— WHAT IS EXPECTED —
Report only how many lines of the entries below contain the string "yellow".

Collected data
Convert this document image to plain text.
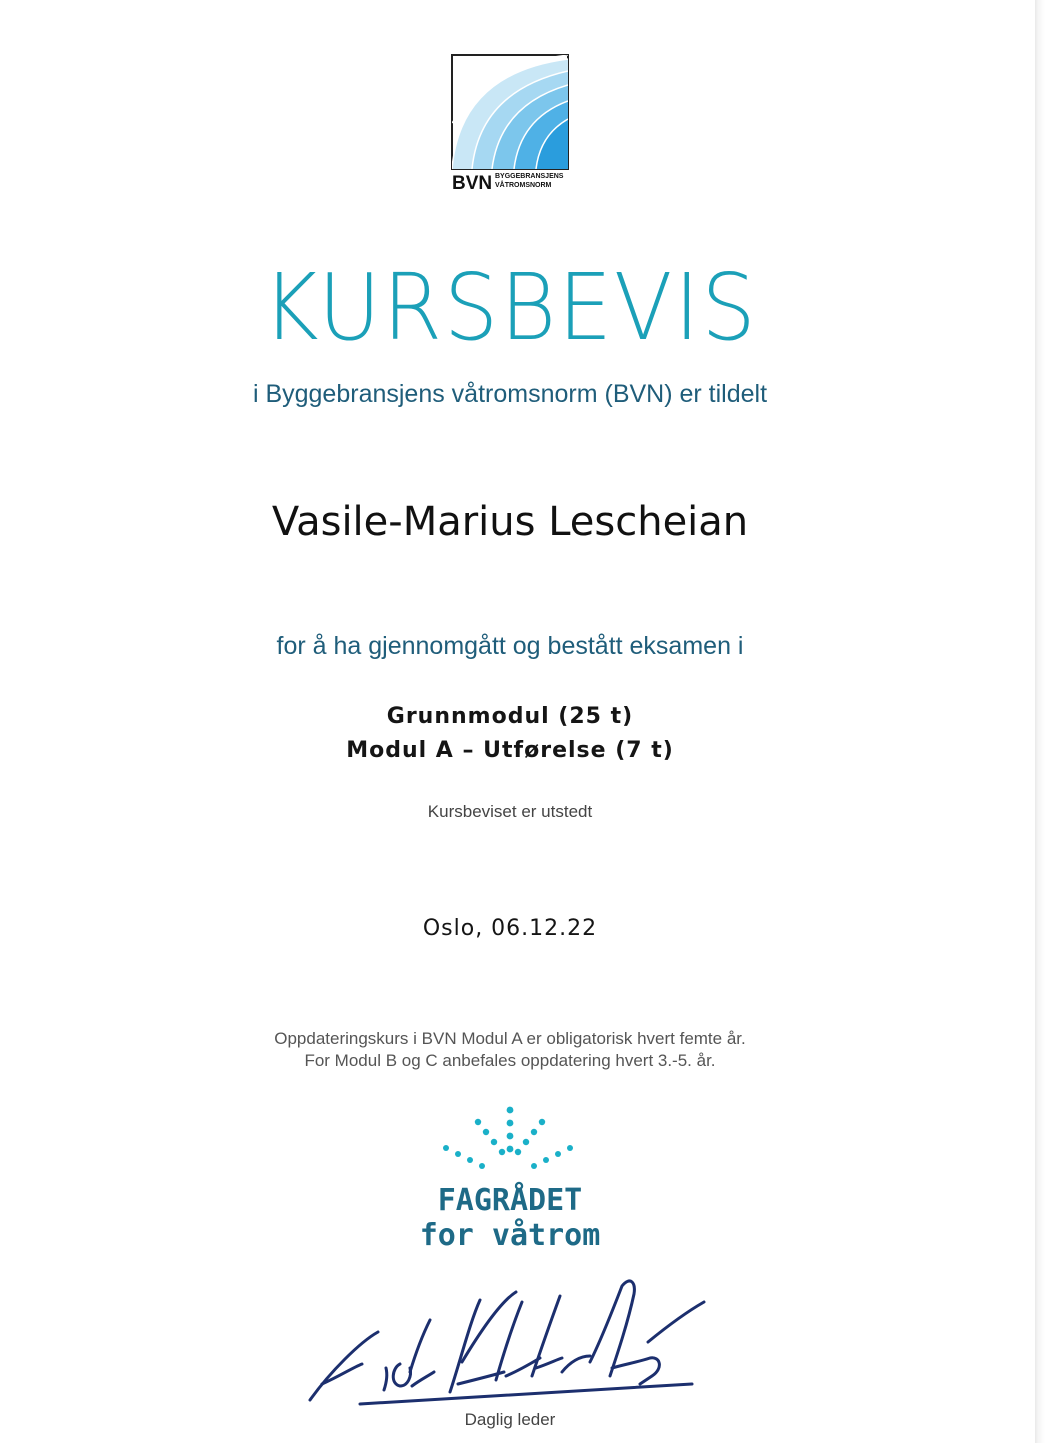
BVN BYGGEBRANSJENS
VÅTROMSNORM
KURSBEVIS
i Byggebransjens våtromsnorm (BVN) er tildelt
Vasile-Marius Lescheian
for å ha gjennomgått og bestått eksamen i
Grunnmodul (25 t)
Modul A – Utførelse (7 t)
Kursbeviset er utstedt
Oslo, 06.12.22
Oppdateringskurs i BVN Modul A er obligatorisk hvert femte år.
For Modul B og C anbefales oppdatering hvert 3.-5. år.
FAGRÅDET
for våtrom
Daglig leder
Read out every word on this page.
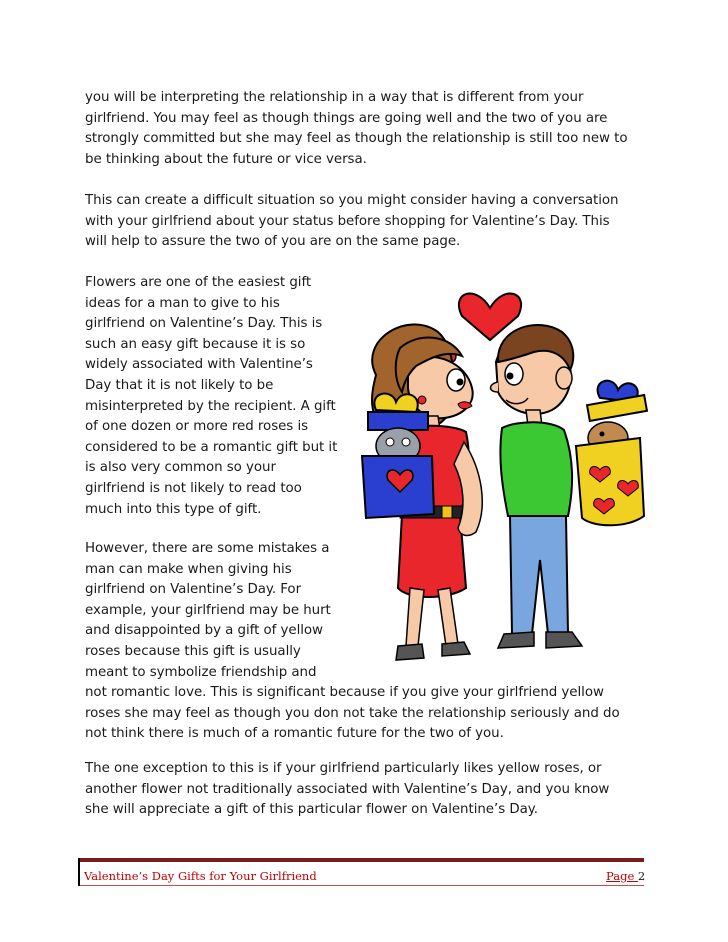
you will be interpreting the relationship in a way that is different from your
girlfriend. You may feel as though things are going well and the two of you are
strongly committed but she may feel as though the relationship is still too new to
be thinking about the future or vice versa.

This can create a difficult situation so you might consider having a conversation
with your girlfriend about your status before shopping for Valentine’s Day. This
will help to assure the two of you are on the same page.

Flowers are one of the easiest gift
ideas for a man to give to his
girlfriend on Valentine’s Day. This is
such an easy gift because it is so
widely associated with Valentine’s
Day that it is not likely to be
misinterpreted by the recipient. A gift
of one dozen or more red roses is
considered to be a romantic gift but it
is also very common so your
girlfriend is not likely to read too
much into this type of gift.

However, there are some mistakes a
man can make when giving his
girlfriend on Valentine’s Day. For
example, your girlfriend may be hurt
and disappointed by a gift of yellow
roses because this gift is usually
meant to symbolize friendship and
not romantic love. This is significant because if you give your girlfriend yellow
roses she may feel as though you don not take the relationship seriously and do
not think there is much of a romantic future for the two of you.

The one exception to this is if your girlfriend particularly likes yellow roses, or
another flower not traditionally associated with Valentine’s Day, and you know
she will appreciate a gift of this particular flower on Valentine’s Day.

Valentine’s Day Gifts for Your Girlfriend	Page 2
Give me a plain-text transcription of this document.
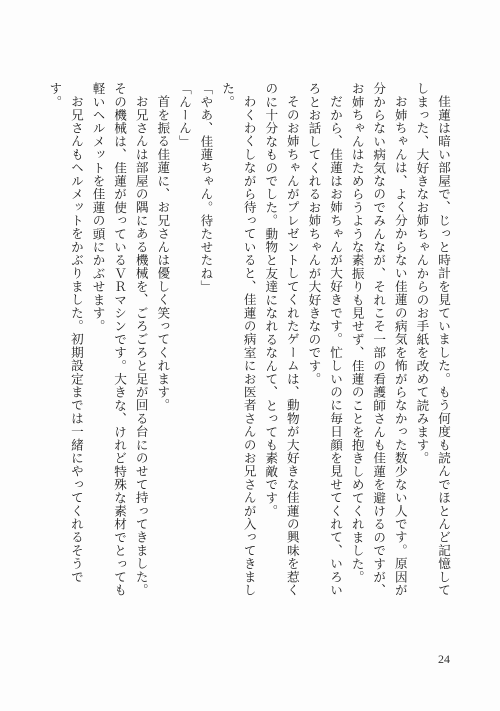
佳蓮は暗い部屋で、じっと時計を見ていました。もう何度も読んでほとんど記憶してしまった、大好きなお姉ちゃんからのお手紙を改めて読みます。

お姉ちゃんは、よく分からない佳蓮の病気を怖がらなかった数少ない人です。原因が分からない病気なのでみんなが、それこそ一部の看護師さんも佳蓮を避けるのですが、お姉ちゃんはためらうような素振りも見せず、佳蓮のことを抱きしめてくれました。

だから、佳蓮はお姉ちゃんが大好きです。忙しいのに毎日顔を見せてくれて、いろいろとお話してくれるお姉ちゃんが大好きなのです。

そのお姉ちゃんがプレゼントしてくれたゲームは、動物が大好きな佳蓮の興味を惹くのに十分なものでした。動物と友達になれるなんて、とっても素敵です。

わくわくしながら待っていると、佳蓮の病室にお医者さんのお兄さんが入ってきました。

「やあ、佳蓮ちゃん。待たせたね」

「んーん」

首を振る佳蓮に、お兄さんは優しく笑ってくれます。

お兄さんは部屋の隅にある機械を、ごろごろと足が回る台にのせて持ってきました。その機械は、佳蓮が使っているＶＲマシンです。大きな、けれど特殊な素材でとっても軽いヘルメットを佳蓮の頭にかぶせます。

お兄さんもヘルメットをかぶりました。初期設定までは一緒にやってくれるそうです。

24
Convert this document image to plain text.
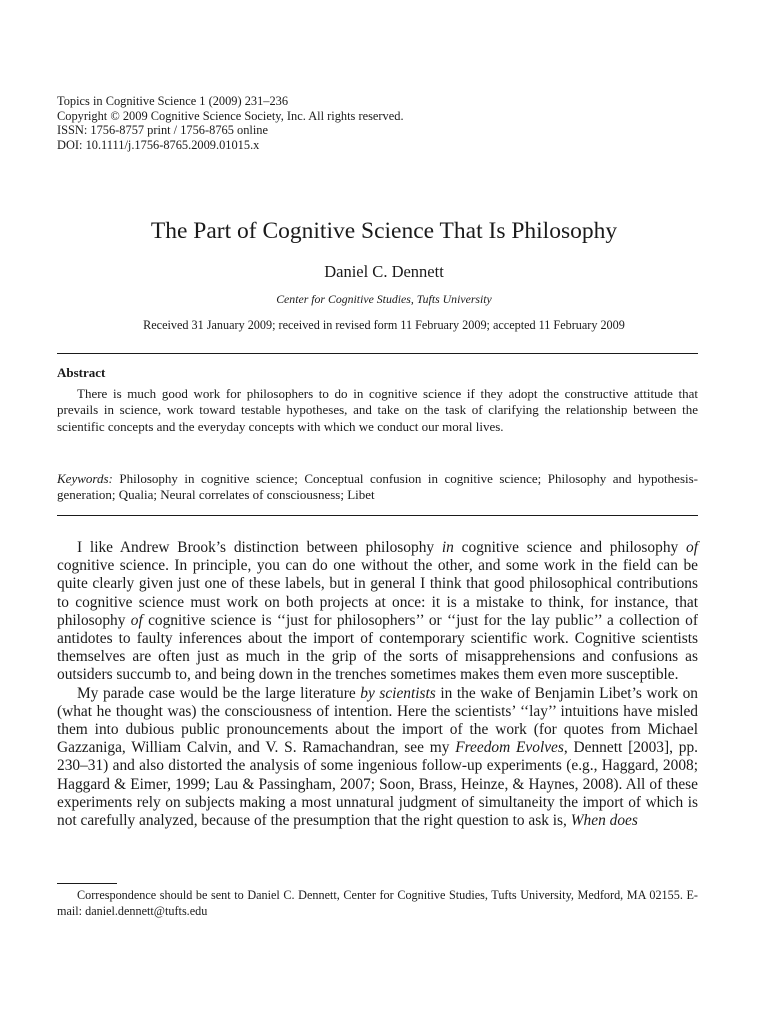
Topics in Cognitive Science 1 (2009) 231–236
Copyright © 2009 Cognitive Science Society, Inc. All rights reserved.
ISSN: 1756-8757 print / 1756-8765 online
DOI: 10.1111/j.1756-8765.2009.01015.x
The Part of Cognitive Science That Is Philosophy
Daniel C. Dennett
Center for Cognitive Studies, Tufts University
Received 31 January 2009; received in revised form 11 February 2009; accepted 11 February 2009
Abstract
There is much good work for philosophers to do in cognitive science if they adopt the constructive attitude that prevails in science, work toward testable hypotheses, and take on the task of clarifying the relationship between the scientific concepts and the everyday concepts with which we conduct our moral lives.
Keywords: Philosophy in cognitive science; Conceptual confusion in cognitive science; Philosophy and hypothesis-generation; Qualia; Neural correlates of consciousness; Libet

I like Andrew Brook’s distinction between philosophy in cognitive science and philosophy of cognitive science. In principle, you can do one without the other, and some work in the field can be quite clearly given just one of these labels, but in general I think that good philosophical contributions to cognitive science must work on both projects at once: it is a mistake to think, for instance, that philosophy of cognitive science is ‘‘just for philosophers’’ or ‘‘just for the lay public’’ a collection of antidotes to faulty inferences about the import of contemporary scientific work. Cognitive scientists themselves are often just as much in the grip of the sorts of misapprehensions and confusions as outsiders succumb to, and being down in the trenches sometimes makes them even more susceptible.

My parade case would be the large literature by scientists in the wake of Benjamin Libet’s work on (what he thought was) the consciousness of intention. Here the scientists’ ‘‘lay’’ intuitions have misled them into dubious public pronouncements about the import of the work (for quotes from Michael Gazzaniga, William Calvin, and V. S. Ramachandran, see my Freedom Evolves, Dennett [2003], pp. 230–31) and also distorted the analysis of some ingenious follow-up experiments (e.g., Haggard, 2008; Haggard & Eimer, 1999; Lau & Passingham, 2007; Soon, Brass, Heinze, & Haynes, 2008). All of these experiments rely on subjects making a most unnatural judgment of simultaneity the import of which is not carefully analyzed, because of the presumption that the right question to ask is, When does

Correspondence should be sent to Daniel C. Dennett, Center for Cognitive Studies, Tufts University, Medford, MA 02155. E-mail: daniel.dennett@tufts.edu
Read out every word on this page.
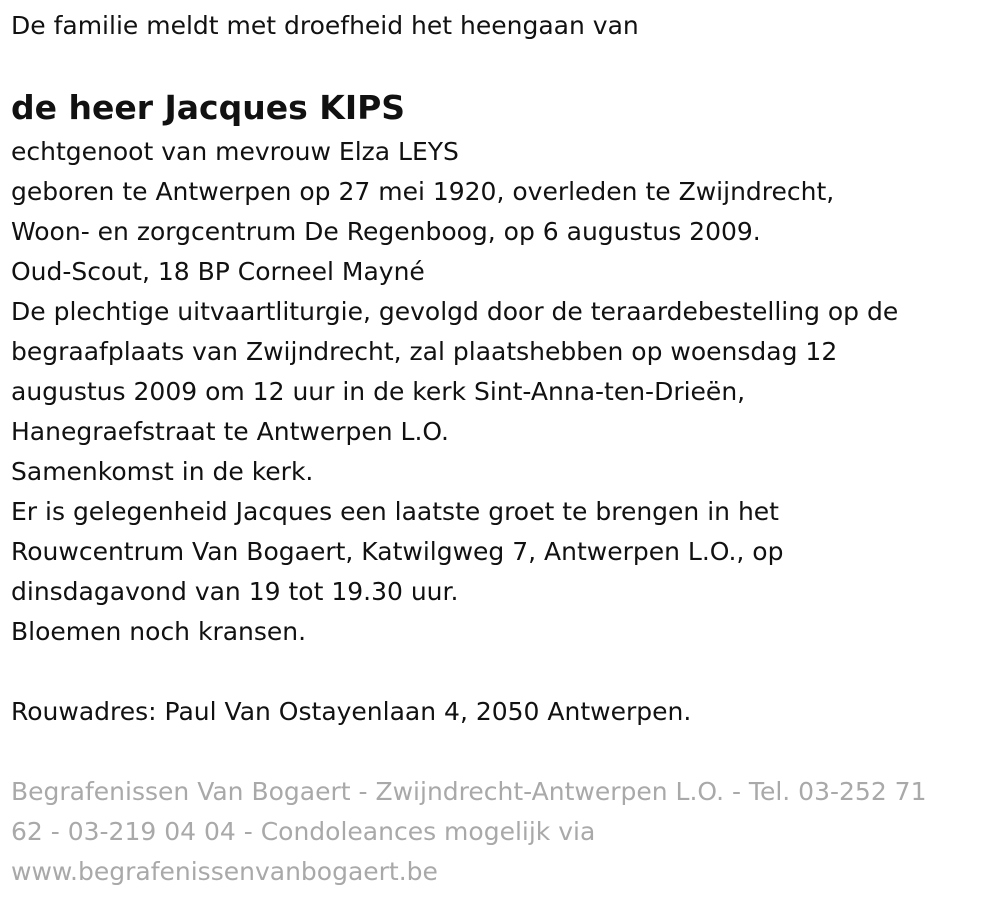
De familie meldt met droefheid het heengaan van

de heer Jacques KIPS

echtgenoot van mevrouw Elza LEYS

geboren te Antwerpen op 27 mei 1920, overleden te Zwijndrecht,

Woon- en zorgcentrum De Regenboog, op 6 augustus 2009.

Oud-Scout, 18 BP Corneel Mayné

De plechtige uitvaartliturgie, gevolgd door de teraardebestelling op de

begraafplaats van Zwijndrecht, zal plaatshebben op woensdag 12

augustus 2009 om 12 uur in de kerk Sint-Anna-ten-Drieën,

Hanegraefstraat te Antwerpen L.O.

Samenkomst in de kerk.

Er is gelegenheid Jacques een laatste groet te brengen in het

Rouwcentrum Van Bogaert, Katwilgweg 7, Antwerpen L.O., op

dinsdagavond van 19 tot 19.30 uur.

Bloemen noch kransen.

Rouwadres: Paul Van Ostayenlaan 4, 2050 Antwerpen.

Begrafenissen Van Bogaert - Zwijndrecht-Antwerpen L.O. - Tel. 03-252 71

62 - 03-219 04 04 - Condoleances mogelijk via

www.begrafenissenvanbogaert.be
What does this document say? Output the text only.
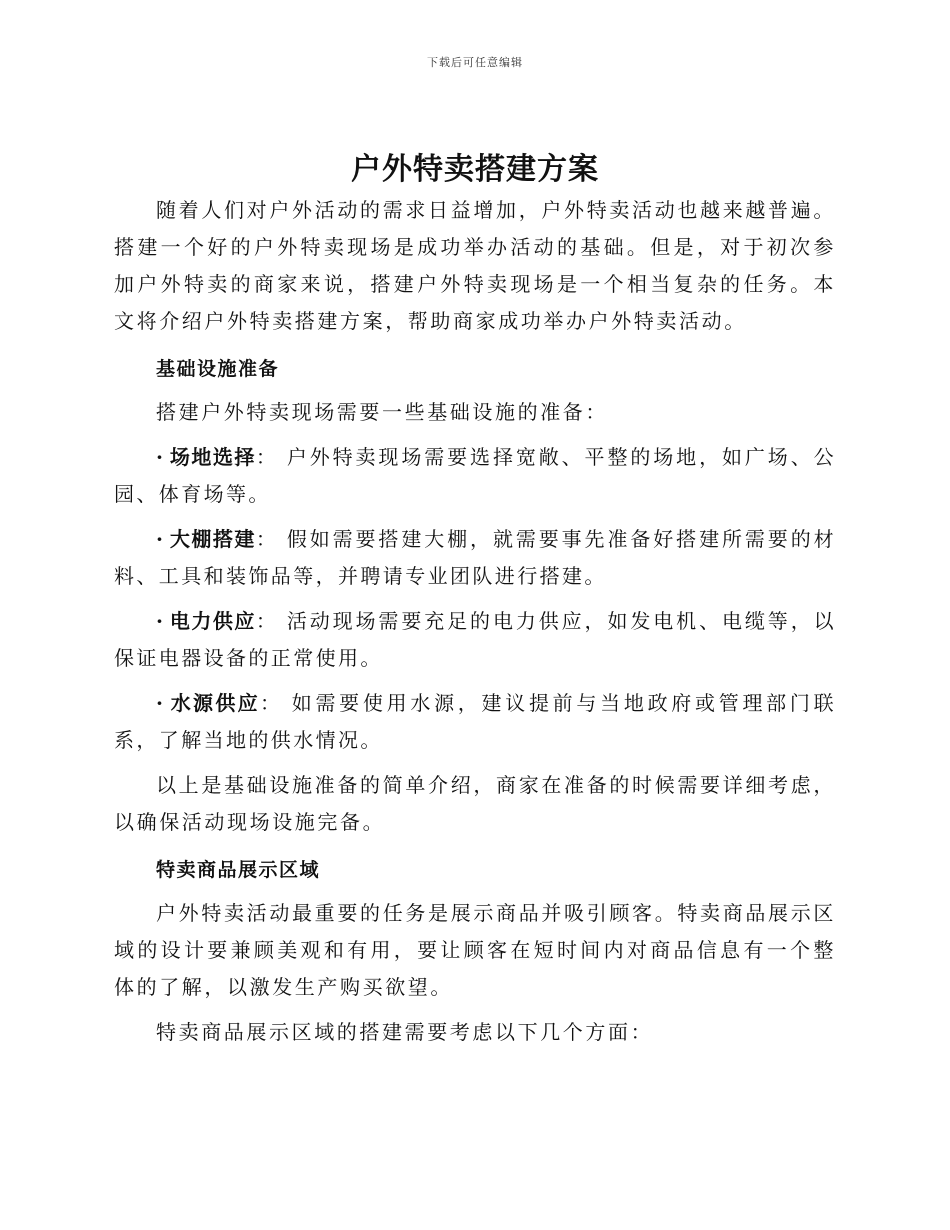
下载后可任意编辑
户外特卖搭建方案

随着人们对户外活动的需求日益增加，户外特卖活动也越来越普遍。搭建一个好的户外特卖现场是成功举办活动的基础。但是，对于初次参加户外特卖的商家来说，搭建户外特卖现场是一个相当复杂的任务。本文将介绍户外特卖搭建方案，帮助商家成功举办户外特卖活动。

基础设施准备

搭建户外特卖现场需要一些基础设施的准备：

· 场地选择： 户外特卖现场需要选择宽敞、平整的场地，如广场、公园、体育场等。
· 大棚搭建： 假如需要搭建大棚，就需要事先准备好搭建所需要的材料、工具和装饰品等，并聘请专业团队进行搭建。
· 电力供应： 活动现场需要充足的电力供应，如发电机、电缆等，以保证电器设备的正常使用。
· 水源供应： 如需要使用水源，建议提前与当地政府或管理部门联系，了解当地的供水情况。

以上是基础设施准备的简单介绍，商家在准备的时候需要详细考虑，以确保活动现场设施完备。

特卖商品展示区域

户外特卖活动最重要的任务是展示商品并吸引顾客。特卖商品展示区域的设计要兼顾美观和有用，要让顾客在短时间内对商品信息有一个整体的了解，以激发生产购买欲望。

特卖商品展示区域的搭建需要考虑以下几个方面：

— REPLY —
3